== Material for this task
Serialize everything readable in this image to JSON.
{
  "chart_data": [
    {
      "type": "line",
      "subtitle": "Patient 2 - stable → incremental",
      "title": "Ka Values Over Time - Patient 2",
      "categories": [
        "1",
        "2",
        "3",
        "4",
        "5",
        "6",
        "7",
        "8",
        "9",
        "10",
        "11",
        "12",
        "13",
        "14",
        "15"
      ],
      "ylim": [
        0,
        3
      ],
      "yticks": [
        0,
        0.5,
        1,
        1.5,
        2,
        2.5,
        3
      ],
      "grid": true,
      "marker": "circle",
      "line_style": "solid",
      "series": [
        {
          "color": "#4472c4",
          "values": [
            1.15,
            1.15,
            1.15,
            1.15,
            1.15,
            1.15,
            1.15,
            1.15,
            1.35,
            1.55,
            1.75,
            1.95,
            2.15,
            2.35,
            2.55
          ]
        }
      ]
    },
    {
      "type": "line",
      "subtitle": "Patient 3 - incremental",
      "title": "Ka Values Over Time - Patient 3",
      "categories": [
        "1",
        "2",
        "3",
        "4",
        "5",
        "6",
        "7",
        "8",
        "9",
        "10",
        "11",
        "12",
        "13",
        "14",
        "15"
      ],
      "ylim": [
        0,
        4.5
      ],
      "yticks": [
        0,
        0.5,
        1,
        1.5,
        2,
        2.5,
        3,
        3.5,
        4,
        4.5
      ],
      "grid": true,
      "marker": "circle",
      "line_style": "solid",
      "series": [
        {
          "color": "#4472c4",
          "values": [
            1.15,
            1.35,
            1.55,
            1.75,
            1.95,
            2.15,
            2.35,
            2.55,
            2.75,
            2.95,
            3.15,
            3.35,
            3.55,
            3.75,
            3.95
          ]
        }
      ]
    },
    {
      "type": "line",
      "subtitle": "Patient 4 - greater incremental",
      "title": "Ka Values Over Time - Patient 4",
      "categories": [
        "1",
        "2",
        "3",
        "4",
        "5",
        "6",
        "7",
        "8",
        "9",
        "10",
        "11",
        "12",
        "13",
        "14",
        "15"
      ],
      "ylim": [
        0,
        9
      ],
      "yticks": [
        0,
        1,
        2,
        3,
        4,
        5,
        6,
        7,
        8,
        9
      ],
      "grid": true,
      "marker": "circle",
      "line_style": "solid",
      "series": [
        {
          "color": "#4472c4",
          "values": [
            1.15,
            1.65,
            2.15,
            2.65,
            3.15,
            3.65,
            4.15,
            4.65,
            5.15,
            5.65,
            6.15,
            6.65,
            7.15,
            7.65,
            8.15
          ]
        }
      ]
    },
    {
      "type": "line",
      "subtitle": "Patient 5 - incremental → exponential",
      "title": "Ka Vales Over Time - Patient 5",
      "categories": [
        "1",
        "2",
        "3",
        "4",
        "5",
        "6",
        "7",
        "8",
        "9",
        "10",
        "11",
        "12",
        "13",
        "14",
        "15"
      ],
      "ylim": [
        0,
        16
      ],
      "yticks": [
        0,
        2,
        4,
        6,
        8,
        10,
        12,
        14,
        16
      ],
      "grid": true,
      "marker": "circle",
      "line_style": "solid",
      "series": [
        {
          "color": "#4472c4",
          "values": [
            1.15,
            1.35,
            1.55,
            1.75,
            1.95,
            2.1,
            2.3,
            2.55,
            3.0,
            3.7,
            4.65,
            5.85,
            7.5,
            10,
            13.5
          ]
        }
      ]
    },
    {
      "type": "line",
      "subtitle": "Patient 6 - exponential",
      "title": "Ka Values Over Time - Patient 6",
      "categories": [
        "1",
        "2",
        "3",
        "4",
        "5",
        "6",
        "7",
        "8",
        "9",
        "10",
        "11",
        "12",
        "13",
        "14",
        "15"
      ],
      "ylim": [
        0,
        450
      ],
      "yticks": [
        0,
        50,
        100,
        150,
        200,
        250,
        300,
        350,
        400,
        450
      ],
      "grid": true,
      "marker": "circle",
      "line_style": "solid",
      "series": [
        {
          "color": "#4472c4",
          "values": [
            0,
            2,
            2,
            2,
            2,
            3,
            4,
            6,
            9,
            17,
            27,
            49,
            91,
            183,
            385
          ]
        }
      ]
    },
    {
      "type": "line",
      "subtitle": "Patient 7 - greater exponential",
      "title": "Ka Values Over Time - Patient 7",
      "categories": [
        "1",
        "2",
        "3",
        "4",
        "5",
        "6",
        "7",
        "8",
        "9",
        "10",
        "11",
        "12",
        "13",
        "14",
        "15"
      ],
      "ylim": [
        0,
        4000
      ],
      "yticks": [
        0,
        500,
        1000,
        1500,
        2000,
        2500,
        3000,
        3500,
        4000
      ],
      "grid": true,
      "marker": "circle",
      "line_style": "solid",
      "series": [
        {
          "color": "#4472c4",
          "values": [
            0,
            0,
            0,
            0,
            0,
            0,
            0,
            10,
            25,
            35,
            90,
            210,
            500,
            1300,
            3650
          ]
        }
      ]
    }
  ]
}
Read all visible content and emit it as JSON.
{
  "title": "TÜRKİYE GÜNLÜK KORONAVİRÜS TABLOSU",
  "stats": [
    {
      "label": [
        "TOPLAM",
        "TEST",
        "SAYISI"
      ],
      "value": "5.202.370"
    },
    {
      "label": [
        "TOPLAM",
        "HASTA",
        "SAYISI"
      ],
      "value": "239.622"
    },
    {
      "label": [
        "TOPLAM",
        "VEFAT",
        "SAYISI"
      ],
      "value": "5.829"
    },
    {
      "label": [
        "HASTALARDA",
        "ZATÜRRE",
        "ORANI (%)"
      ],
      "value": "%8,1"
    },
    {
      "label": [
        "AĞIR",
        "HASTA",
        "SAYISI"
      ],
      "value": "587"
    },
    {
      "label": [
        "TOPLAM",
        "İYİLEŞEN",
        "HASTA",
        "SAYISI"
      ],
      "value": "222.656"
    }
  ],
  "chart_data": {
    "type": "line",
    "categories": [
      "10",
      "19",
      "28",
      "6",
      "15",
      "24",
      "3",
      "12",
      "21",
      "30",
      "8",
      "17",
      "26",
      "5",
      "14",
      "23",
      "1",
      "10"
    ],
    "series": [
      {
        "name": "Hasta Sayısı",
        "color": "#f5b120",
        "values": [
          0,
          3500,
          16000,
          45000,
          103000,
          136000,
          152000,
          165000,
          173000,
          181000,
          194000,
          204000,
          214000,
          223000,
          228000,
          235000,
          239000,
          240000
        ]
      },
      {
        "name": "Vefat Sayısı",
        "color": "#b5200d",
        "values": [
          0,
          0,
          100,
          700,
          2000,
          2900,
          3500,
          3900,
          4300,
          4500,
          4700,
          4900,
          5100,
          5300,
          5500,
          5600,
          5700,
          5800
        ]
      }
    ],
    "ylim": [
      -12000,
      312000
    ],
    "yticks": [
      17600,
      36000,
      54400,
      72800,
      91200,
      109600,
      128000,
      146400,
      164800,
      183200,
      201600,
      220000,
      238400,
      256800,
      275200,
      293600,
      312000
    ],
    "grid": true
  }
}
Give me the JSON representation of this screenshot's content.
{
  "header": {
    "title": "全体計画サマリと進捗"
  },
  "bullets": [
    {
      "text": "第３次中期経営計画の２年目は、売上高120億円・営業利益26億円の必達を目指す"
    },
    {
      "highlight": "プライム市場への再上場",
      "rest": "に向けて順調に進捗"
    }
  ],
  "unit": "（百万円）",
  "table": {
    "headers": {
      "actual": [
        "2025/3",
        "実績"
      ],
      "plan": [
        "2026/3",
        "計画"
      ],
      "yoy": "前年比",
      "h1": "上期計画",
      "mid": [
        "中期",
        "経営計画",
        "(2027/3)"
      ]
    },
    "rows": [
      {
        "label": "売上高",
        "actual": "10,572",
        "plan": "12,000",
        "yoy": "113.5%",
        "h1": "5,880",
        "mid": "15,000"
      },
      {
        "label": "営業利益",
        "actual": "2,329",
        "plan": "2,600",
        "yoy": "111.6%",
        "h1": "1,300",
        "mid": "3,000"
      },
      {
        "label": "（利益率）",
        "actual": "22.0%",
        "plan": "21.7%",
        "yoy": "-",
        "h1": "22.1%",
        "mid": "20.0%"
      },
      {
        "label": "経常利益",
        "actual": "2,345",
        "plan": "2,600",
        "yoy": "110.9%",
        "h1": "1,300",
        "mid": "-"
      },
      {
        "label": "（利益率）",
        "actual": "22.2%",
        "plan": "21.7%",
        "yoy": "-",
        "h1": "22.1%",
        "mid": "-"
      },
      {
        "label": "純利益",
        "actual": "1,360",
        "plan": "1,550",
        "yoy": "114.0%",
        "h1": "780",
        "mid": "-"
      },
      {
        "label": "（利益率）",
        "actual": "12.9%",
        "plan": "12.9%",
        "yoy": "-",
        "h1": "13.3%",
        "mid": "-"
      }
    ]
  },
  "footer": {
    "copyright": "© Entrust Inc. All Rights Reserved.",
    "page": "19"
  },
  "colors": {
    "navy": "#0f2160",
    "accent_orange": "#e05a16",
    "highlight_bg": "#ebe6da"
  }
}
====
> _Exercise_
Copy each line that contains the word "incremental".

> _Response to this task_
      "subtitle": "Patient 2 - stable → incremental",
      "subtitle": "Patient 3 - incremental",
      "subtitle": "Patient 4 - greater incremental",
      "subtitle": "Patient 5 - incremental → exponential",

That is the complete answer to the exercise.